--- Begin Available records ---

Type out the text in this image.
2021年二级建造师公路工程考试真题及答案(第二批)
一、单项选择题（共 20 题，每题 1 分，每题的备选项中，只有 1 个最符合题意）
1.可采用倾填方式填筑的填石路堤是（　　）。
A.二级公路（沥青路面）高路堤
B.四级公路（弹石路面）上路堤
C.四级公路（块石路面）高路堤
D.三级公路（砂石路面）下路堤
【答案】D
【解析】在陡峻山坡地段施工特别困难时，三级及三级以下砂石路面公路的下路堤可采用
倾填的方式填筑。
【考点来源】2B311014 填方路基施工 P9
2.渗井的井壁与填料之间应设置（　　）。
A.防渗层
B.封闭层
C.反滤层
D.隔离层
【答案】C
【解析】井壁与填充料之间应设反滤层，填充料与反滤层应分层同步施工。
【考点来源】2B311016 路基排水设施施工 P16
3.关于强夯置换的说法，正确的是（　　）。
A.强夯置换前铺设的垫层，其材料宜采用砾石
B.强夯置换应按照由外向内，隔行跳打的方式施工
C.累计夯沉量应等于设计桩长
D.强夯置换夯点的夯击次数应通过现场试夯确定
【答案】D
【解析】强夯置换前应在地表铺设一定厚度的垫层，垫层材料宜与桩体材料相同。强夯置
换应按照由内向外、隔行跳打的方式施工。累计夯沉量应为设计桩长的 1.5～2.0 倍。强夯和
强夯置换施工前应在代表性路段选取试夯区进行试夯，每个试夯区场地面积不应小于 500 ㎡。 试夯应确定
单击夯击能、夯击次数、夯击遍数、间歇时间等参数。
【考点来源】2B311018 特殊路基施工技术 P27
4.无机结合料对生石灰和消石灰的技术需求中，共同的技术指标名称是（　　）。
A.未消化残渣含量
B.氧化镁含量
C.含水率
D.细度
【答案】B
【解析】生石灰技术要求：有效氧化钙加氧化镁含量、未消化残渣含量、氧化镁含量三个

--- End Available records ---
--- Begin Available records ---

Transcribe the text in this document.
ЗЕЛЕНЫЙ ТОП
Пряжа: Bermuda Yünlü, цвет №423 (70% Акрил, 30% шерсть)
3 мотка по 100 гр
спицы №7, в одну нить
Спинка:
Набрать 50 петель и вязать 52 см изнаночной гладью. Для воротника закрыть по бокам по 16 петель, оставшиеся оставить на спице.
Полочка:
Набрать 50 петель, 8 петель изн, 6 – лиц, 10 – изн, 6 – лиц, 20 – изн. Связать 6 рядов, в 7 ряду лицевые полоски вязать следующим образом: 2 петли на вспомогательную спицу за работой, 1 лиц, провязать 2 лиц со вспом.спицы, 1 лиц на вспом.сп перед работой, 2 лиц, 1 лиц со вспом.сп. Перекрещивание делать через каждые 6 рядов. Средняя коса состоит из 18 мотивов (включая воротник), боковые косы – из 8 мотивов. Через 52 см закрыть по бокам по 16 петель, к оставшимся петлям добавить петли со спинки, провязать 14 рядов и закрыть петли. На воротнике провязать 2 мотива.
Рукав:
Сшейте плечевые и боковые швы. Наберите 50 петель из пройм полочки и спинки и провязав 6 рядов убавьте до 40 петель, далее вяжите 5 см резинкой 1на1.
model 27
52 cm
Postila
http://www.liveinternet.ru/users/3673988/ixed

--- End Available records ---
--- Begin Available records ---

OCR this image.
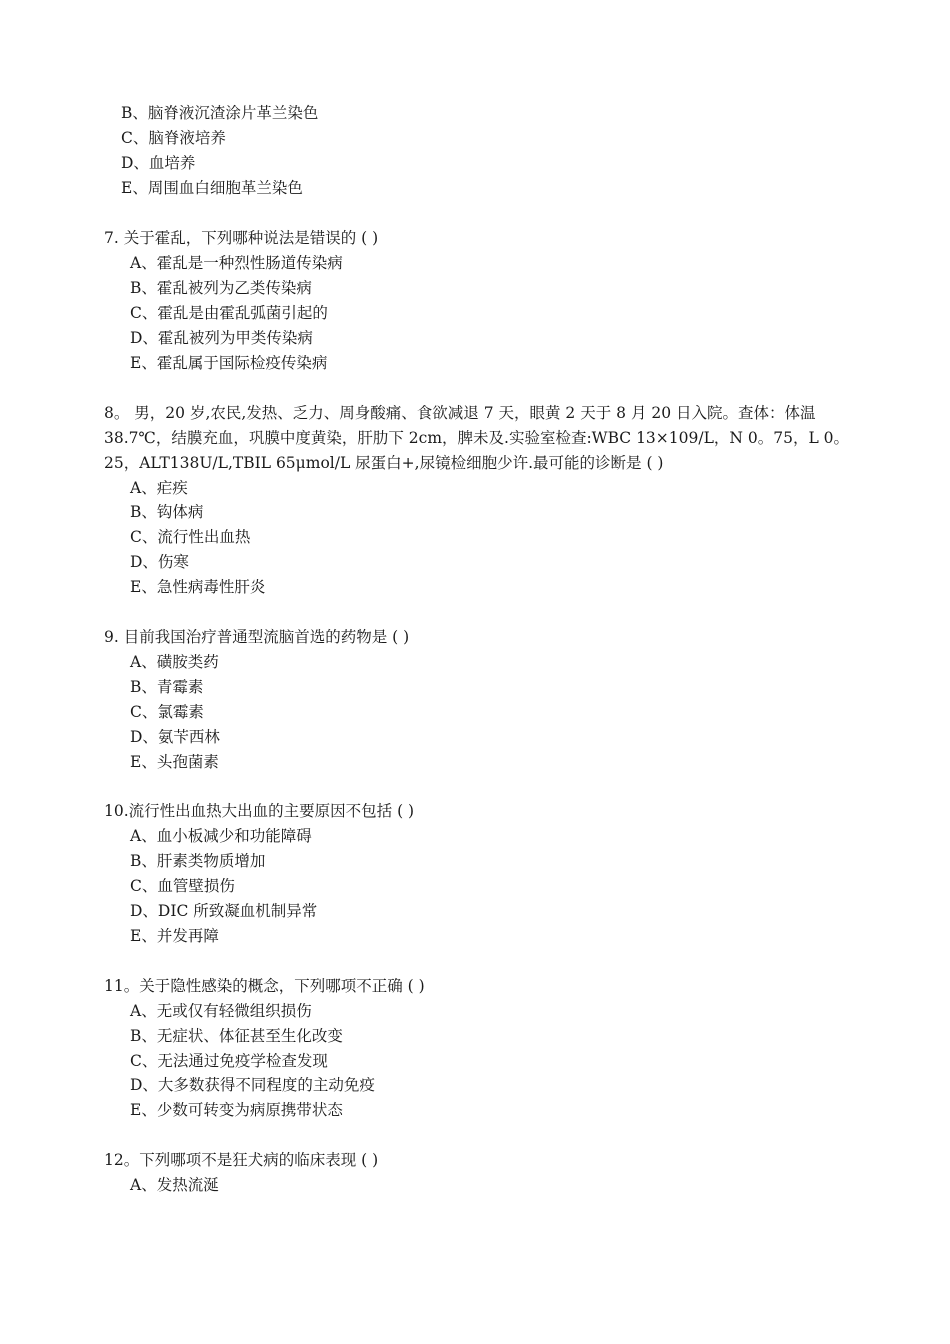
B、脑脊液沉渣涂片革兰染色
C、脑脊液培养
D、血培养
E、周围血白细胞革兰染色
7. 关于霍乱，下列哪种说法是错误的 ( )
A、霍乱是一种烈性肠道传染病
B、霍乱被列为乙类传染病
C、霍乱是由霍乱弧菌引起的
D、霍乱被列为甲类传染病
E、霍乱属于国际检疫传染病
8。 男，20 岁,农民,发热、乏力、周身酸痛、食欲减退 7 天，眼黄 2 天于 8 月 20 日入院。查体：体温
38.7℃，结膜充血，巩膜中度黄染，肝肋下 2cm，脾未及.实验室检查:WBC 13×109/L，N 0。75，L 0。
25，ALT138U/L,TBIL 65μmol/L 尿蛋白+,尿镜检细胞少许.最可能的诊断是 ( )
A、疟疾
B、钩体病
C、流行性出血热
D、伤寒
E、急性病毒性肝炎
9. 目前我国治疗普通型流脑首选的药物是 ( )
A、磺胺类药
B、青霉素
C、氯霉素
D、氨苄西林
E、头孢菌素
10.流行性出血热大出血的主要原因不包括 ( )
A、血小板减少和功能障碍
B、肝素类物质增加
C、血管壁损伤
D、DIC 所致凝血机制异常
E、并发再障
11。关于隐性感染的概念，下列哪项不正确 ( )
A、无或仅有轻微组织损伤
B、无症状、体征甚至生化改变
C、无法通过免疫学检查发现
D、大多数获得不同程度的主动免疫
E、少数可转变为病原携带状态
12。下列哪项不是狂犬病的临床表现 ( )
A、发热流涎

--- End Available records ---

== Objective ==
Copy each line from the data above that includes "image".

== Worked solution ==
Type out the text in this image.
OCR this image.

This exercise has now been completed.